::: Input for this task :::
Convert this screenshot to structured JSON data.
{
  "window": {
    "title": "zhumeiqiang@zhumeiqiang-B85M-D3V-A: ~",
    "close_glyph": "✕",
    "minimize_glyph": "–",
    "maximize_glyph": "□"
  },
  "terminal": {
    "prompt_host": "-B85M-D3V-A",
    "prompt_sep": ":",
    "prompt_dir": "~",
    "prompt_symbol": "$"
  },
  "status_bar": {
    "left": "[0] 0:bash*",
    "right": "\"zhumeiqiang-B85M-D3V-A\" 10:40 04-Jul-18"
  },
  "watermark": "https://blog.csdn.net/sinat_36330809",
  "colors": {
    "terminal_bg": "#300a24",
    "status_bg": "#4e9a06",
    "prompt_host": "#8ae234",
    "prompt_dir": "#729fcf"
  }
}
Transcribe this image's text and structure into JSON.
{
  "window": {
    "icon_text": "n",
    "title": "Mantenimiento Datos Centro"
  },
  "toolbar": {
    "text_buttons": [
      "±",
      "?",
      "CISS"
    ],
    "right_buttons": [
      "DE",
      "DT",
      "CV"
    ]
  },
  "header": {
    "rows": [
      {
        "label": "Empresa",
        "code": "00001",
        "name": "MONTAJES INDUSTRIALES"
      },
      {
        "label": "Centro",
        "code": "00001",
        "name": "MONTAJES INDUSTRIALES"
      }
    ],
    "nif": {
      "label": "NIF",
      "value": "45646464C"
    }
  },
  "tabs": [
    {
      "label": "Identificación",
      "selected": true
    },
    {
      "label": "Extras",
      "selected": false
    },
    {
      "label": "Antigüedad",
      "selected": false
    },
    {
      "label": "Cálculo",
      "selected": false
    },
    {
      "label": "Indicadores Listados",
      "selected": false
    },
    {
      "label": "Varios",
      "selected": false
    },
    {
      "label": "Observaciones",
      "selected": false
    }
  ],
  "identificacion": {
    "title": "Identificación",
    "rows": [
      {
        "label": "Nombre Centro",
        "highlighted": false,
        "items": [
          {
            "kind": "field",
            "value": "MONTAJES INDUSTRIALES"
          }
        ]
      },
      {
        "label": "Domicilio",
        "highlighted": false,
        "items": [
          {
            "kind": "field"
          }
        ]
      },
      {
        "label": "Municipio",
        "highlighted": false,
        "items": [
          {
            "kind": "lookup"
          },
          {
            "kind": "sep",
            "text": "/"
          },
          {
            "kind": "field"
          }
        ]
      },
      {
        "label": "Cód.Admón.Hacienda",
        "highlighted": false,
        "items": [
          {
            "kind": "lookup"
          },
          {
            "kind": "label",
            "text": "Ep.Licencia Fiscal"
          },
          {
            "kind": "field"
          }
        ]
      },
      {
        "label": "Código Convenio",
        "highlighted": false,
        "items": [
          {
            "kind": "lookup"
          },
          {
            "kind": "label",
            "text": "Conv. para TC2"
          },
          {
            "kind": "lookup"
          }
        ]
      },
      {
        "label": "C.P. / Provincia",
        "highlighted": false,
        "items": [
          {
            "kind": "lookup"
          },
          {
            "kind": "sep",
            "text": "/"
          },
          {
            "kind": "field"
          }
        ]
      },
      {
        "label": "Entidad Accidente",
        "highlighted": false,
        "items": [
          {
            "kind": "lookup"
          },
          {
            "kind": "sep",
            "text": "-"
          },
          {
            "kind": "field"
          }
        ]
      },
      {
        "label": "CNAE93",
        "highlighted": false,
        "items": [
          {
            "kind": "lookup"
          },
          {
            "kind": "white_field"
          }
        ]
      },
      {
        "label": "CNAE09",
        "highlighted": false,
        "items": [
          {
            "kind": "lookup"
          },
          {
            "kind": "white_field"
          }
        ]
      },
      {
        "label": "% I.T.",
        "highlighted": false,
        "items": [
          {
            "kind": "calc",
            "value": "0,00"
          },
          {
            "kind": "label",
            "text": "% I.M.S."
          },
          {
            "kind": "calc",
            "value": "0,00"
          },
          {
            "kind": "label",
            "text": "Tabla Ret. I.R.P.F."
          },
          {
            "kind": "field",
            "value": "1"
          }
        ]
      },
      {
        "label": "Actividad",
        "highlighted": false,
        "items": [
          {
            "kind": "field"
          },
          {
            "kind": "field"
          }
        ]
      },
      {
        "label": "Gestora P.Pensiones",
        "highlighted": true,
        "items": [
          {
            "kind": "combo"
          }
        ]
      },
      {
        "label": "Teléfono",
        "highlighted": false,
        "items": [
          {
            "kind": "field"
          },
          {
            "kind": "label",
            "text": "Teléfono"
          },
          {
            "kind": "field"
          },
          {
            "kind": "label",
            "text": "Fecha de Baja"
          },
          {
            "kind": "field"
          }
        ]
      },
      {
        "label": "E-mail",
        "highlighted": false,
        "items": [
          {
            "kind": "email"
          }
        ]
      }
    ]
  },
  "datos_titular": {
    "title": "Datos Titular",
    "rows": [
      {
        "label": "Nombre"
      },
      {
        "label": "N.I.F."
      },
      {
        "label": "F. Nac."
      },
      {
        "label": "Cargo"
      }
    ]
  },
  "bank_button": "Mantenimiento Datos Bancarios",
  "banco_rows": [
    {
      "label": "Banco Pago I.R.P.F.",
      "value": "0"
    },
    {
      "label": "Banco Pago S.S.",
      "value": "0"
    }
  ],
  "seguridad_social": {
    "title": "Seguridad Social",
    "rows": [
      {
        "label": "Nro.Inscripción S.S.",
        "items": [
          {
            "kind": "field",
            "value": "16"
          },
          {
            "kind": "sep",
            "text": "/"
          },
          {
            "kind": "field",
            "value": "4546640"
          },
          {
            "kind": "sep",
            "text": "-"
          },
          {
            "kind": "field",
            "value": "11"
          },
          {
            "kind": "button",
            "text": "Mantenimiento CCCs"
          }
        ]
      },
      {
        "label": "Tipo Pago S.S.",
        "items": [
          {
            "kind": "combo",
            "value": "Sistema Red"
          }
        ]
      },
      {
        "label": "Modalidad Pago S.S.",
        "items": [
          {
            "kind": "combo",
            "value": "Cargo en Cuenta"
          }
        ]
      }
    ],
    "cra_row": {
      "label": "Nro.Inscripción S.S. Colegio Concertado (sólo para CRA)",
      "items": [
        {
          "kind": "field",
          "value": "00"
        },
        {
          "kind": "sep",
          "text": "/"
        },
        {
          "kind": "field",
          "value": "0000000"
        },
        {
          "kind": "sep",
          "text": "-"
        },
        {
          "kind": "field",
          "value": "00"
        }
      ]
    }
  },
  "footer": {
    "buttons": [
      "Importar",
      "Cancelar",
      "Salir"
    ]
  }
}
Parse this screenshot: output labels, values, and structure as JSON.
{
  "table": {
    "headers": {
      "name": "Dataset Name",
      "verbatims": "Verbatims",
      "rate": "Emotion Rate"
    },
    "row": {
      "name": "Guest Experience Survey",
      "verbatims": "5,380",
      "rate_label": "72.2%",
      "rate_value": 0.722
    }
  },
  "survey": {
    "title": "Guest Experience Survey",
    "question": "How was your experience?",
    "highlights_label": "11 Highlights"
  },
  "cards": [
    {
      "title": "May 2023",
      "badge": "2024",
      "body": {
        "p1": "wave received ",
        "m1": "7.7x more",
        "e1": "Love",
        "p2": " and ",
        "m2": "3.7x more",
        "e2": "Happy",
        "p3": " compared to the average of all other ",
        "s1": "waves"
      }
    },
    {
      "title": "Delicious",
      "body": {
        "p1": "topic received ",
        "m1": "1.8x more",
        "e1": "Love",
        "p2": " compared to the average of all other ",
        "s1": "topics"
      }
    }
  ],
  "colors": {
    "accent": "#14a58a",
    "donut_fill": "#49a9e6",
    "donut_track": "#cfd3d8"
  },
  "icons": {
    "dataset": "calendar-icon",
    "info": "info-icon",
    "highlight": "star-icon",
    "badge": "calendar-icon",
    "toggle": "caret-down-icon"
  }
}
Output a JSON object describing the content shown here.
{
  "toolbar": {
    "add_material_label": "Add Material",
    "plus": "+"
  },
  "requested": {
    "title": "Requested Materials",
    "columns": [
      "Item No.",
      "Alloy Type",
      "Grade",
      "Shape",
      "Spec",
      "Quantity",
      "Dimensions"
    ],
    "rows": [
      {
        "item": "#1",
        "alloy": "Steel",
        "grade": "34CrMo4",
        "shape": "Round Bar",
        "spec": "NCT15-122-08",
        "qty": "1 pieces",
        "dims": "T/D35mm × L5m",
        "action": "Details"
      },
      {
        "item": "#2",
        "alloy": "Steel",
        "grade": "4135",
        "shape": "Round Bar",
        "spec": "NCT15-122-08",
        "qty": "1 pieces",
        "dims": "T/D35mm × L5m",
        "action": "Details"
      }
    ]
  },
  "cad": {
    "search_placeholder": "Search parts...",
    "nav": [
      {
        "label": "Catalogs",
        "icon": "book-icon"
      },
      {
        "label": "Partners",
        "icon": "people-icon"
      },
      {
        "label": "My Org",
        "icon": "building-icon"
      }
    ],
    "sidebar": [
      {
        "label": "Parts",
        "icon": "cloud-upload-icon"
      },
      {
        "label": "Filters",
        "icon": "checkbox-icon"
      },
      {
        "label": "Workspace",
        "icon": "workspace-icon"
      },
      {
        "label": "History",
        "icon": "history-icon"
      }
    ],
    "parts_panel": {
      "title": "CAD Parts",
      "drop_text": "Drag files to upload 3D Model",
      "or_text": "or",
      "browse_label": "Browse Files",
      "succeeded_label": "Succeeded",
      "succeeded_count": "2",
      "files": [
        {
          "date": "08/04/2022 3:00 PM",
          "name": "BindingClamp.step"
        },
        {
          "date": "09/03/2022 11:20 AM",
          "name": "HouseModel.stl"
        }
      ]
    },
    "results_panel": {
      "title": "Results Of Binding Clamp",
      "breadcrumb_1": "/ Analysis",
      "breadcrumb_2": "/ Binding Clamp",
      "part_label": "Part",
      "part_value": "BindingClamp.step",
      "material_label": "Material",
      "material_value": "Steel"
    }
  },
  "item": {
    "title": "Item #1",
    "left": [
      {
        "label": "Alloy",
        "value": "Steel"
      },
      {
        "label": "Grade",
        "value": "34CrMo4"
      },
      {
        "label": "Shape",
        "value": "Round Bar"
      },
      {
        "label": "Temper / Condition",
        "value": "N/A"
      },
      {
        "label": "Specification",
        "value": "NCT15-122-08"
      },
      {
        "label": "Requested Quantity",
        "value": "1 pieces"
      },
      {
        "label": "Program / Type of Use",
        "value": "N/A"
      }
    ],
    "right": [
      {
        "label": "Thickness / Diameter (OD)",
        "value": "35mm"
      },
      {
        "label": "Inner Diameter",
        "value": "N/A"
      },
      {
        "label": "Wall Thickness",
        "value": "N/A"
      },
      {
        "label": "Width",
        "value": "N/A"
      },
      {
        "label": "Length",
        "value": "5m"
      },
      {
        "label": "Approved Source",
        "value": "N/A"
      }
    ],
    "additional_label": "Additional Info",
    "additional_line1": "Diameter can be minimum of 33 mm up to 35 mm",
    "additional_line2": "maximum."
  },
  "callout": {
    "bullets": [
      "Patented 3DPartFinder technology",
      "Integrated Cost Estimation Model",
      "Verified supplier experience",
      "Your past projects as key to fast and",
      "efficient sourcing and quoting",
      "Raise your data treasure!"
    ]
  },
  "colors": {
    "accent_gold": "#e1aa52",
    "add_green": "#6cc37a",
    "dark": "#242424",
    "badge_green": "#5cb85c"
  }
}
:::
**Direction**
Collect, from the material above, every line containing the word "Quantity".

**Full solution**
      "Quantity",
        "label": "Requested Quantity",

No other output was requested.